[The tasks]:
• A. According to the ritual performance text, what replaced the sacrificial goats when the Agnicayana was staged for film?
• B. Repeat the ritual performance text word for word, from "Here modern behaviour" to "been previously discussed.".

====== Text segment ======

Ritual Performance

Rituals, and ritual behaviour, inform both the everyday life and the aesthetic art of a culture.

Agnicayana
Image Source: allempires.com

Schechner writes about the reproduction of various forms of ritual, such as the Agnicayana,[1] which was staged for filmic purposes. All performance, both ritual, everyday and aesthetic is subject to the Hawthorne effect: subjects modify their behaviour when observed. Or “the act of observing changes that which is being observed.” Even context changes the interpretation, and interpretation changes, to the observer, the action. In the case of the Agnicayana ritual, the original behaviours were changed due to filming and location constraints, but also because of modern-day sensibilities - substituting wrapped vine leaves in place of sacrificial goats. The past has been changed for the present.

Here modern behaviour has altered past behaviour, and therefore any future interpretation of this behaviour. In theatre, it is the ephemerality of performance which lends it impact, and the performance can only be understood in its present moment, which has been previously discussed.

Can we read the past within the confines and conventions of the present? If behaviour is formed from socially conditioned restored behaviours, then it can only be understood within the conventions of the context in which it was produced, which may conflict with our present understanding and/or conditioning.

====== Supplied material ======

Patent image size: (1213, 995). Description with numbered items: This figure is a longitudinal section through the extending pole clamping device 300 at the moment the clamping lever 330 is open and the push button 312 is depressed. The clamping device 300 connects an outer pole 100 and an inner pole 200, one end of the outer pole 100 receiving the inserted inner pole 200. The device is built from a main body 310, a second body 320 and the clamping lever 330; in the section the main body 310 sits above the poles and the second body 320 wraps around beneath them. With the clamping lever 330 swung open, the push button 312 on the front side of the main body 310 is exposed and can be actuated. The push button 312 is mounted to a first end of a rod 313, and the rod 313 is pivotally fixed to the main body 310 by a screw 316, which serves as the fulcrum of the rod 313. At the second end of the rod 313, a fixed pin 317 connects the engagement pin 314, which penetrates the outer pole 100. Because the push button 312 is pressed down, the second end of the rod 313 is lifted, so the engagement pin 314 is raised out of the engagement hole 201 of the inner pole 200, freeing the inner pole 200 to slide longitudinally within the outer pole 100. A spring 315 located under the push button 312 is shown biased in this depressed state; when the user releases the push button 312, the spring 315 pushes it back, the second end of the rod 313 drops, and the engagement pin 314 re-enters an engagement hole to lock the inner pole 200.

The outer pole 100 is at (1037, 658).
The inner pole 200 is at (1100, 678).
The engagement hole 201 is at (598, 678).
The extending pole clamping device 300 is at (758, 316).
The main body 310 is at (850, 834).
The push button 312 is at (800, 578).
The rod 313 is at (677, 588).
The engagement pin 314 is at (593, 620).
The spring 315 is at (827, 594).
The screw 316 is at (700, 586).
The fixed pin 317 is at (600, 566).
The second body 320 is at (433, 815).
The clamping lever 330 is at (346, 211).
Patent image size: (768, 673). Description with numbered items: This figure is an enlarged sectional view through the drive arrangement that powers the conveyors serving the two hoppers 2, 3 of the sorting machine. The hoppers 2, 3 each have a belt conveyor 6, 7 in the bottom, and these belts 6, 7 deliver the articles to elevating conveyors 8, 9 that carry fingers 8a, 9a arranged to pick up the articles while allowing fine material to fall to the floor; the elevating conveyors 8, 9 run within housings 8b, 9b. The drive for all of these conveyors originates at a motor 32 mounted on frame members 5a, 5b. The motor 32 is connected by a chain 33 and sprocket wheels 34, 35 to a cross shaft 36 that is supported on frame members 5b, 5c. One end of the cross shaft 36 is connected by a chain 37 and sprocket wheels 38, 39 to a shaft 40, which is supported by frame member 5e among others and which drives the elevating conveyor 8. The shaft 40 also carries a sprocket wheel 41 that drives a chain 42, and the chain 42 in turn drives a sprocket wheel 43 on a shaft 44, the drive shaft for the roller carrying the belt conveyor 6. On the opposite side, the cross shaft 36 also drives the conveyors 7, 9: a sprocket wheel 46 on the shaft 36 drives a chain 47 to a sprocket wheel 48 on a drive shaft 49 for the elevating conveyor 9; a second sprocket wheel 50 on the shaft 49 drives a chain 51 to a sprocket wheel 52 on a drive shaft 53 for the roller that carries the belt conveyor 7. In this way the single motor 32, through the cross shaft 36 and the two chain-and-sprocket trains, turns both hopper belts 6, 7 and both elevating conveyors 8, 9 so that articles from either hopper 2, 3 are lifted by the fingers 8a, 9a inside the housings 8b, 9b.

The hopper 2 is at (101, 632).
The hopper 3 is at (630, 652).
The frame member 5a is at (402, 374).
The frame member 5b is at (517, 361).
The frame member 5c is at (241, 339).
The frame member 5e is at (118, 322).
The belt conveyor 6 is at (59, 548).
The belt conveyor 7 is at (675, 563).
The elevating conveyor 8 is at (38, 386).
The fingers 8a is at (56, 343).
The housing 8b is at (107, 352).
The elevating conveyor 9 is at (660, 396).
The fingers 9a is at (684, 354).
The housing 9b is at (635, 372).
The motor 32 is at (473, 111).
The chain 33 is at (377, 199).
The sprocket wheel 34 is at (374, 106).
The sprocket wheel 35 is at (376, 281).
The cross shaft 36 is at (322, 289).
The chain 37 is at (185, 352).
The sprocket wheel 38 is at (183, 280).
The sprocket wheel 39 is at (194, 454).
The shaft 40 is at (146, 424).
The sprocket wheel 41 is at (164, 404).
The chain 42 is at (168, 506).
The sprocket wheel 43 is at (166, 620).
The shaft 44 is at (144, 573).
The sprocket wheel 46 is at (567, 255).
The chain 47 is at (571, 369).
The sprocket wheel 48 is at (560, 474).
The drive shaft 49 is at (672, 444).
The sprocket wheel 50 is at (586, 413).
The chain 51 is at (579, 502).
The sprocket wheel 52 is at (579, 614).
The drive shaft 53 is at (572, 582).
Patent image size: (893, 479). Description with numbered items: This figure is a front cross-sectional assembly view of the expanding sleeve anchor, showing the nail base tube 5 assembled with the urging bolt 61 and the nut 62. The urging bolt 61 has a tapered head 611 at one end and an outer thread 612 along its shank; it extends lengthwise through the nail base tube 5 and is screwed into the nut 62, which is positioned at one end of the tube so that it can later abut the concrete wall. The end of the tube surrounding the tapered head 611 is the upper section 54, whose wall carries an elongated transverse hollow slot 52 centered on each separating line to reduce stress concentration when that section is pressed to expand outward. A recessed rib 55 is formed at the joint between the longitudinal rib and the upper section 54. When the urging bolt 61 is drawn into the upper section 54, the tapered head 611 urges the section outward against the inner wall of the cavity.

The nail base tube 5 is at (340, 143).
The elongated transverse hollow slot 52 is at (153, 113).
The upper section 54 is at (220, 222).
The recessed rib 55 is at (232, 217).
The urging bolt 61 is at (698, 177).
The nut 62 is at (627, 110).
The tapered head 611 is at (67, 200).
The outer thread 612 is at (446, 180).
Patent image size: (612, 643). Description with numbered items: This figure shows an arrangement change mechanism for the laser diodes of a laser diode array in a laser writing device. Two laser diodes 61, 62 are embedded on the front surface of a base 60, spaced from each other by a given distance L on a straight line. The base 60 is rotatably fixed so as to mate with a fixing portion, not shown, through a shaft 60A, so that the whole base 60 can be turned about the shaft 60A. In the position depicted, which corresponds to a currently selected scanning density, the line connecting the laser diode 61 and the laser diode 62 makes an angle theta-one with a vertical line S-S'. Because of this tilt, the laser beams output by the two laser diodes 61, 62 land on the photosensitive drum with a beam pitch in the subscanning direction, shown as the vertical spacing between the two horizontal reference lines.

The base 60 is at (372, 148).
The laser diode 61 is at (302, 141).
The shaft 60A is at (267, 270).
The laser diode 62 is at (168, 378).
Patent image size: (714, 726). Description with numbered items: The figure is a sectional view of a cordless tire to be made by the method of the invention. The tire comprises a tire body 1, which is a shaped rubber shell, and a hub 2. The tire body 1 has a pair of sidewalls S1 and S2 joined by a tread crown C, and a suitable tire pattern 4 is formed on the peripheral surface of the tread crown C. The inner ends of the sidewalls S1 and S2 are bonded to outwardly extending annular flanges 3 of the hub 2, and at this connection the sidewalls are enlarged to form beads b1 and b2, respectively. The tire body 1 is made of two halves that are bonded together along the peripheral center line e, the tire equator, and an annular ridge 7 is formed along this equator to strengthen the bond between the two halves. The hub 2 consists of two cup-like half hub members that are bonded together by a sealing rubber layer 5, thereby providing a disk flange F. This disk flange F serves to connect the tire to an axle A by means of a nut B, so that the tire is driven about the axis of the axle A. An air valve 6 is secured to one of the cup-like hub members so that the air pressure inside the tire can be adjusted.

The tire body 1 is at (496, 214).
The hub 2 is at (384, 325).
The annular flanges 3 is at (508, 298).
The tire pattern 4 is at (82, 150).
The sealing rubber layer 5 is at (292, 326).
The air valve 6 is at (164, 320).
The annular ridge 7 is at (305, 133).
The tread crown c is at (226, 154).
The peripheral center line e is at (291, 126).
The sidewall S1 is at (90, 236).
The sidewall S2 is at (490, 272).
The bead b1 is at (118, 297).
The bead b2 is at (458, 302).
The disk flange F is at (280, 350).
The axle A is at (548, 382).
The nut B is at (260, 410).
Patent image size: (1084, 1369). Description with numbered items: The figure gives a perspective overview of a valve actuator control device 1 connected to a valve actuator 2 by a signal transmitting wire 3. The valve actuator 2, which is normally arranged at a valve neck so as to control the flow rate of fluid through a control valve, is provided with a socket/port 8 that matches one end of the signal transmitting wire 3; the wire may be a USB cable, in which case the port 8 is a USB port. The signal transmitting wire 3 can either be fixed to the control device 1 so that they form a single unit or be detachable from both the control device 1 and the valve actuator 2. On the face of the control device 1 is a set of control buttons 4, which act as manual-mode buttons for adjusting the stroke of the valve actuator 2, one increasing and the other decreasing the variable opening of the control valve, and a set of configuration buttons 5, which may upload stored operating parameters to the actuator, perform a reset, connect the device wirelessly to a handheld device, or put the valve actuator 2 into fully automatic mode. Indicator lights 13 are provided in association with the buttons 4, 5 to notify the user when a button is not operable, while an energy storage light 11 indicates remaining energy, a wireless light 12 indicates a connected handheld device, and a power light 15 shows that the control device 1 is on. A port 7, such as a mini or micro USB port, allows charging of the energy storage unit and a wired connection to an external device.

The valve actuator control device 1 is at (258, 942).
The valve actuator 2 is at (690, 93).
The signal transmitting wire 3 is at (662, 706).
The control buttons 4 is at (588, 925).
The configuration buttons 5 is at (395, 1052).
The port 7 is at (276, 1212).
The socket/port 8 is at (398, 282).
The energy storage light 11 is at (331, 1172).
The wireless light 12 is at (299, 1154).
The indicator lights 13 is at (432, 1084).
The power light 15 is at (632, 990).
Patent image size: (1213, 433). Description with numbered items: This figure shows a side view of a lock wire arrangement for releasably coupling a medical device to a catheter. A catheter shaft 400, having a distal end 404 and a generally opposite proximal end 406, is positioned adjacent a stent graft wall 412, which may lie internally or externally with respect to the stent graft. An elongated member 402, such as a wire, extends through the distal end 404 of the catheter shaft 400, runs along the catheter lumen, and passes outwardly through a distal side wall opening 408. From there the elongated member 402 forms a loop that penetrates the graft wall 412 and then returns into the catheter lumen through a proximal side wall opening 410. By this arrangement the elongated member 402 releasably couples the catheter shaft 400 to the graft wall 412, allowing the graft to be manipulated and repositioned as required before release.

======

[Expected results]:
• A. Wrapped vine leaves.

• B.
Here modern behaviour has altered past behaviour, and therefore any future interpretation of this behaviour. In theatre, it is the ephemerality of performance which lends it impact, and the performance can only be understood in its present moment, which has been previously discussed.